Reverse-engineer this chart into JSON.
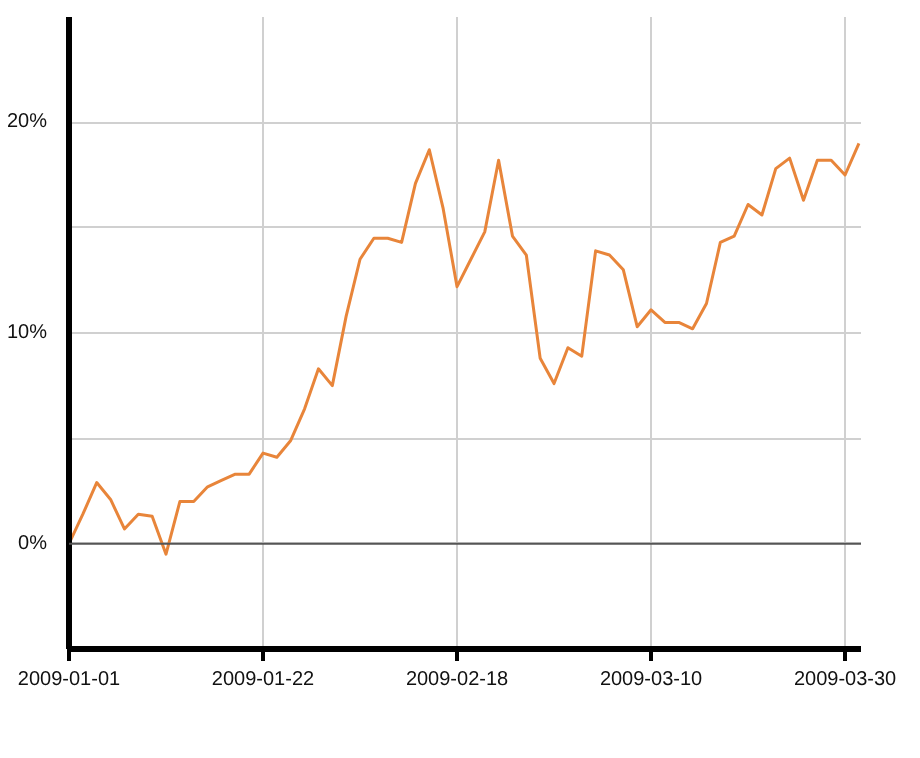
{
  "chart_data": {
    "type": "line",
    "categories": [
      "2009-01-01",
      null,
      null,
      null,
      null,
      null,
      null,
      null,
      null,
      null,
      null,
      null,
      null,
      null,
      "2009-01-22",
      null,
      null,
      null,
      null,
      null,
      null,
      null,
      null,
      null,
      null,
      null,
      null,
      null,
      "2009-02-18",
      null,
      null,
      null,
      null,
      null,
      null,
      null,
      null,
      null,
      null,
      null,
      null,
      null,
      "2009-03-10",
      null,
      null,
      null,
      null,
      null,
      null,
      null,
      null,
      null,
      null,
      null,
      null,
      null,
      "2009-03-30",
      null
    ],
    "series": [
      {
        "color": "#e8853a",
        "values": [
          0,
          1.4,
          2.9,
          2.1,
          0.7,
          1.4,
          1.3,
          -0.5,
          2.0,
          2.0,
          2.7,
          3.0,
          3.3,
          3.3,
          4.3,
          4.1,
          4.9,
          6.4,
          8.3,
          7.5,
          10.8,
          13.5,
          14.5,
          14.5,
          14.3,
          17.1,
          18.7,
          15.9,
          12.2,
          13.5,
          14.8,
          18.2,
          14.6,
          13.7,
          8.8,
          7.6,
          9.3,
          8.9,
          13.9,
          13.7,
          13.0,
          10.3,
          11.1,
          10.5,
          10.5,
          10.2,
          11.4,
          14.3,
          14.6,
          16.1,
          15.6,
          17.8,
          18.3,
          16.3,
          18.2,
          18.2,
          17.5,
          19.0
        ]
      }
    ],
    "ylim": [
      -5,
      25
    ],
    "yticks": [
      {
        "value": 0,
        "label": "0%"
      },
      {
        "value": 5,
        "label": null
      },
      {
        "value": 10,
        "label": "10%"
      },
      {
        "value": 15,
        "label": null
      },
      {
        "value": 20,
        "label": "20%"
      }
    ],
    "ref_lines": [
      {
        "axis": "y",
        "value": 0,
        "color": "#555555"
      }
    ],
    "grid": true,
    "marker": "none",
    "line_style": "solid"
  }
}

———

TASK REQUIREMENTS:
Leave the pictures out, and transcribe each of the records exactly.

OUTPUT FOR THIS EXERCISE:
Reverse-engineer this chart into JSON.
{
  "chart_data": {
    "type": "line",
    "categories": [
      "2009-01-01",
      null,
      null,
      null,
      null,
      null,
      null,
      null,
      null,
      null,
      null,
      null,
      null,
      null,
      "2009-01-22",
      null,
      null,
      null,
      null,
      null,
      null,
      null,
      null,
      null,
      null,
      null,
      null,
      null,
      "2009-02-18",
      null,
      null,
      null,
      null,
      null,
      null,
      null,
      null,
      null,
      null,
      null,
      null,
      null,
      "2009-03-10",
      null,
      null,
      null,
      null,
      null,
      null,
      null,
      null,
      null,
      null,
      null,
      null,
      null,
      "2009-03-30",
      null
    ],
    "series": [
      {
        "color": "#e8853a",
        "values": [
          0,
          1.4,
          2.9,
          2.1,
          0.7,
          1.4,
          1.3,
          -0.5,
          2.0,
          2.0,
          2.7,
          3.0,
          3.3,
          3.3,
          4.3,
          4.1,
          4.9,
          6.4,
          8.3,
          7.5,
          10.8,
          13.5,
          14.5,
          14.5,
          14.3,
          17.1,
          18.7,
          15.9,
          12.2,
          13.5,
          14.8,
          18.2,
          14.6,
          13.7,
          8.8,
          7.6,
          9.3,
          8.9,
          13.9,
          13.7,
          13.0,
          10.3,
          11.1,
          10.5,
          10.5,
          10.2,
          11.4,
          14.3,
          14.6,
          16.1,
          15.6,
          17.8,
          18.3,
          16.3,
          18.2,
          18.2,
          17.5,
          19.0
        ]
      }
    ],
    "ylim": [
      -5,
      25
    ],
    "yticks": [
      {
        "value": 0,
        "label": "0%"
      },
      {
        "value": 5,
        "label": null
      },
      {
        "value": 10,
        "label": "10%"
      },
      {
        "value": 15,
        "label": null
      },
      {
        "value": 20,
        "label": "20%"
      }
    ],
    "ref_lines": [
      {
        "axis": "y",
        "value": 0,
        "color": "#555555"
      }
    ],
    "grid": true,
    "marker": "none",
    "line_style": "solid"
  }
}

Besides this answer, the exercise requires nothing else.